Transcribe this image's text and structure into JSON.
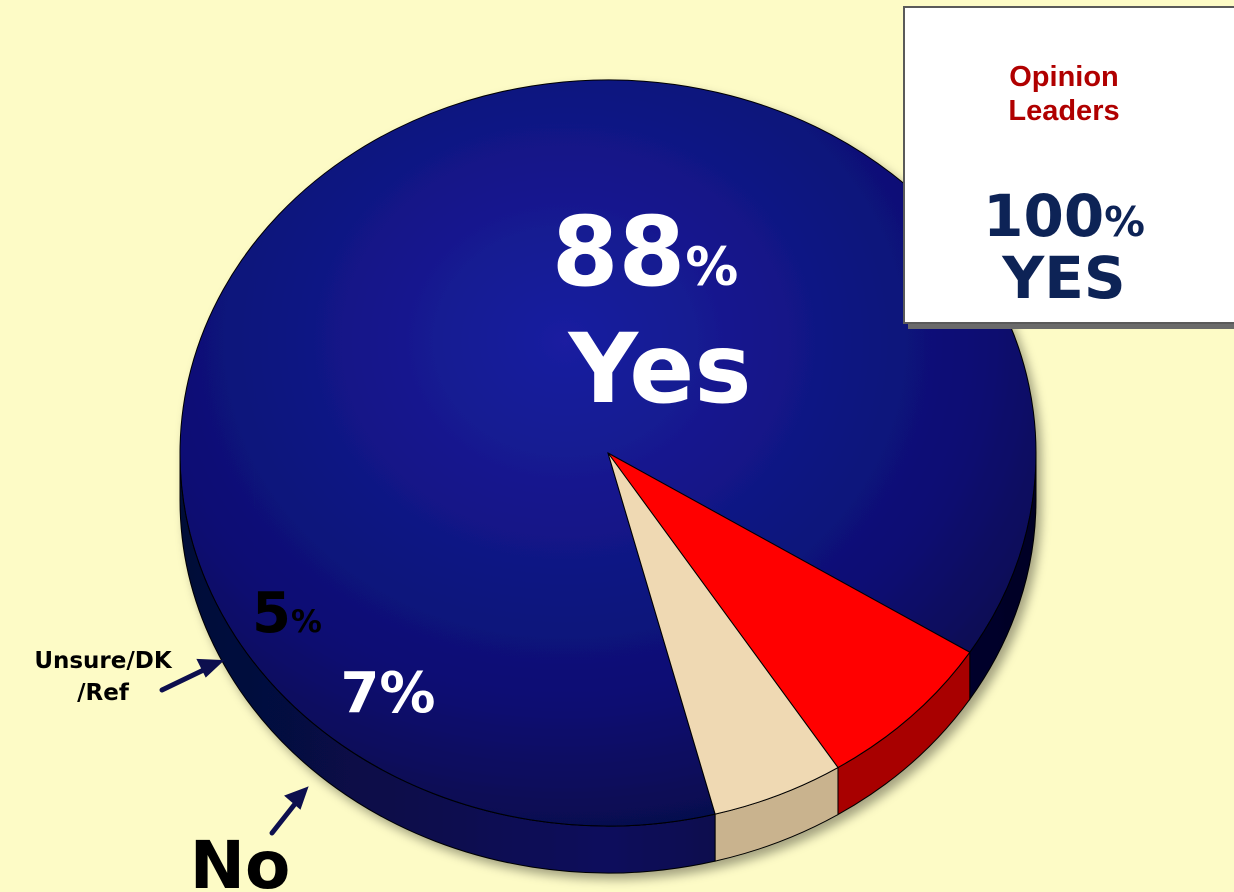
{
  "chart_data": {
    "type": "pie",
    "title": "",
    "slices": [
      {
        "label": "Yes",
        "value": 88,
        "display": "88",
        "color": "#0a0f6e"
      },
      {
        "label": "No",
        "value": 7,
        "display": "7",
        "color": "#ff0000"
      },
      {
        "label": "Unsure/DK/Ref",
        "value": 5,
        "display": "5",
        "color": "#efd9b3"
      }
    ],
    "percent_sign": "%",
    "callouts": {
      "unsure_line1": "Unsure/DK",
      "unsure_line2": "/Ref",
      "no": "No"
    }
  },
  "info_box": {
    "title_line1": "Opinion",
    "title_line2": "Leaders",
    "value": "100",
    "percent_sign": "%",
    "answer": "YES"
  }
}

=-=-=-=-=

**Direction:**
Reproduce the listing exactly. Leave its pictures out.

**Output below:**
Transcribe this image's text and structure into JSON.
{
  "chart_data": {
    "type": "pie",
    "title": "",
    "slices": [
      {
        "label": "Yes",
        "value": 88,
        "display": "88",
        "color": "#0a0f6e"
      },
      {
        "label": "No",
        "value": 7,
        "display": "7",
        "color": "#ff0000"
      },
      {
        "label": "Unsure/DK/Ref",
        "value": 5,
        "display": "5",
        "color": "#efd9b3"
      }
    ],
    "percent_sign": "%",
    "callouts": {
      "unsure_line1": "Unsure/DK",
      "unsure_line2": "/Ref",
      "no": "No"
    }
  },
  "info_box": {
    "title_line1": "Opinion",
    "title_line2": "Leaders",
    "value": "100",
    "percent_sign": "%",
    "answer": "YES"
  }
}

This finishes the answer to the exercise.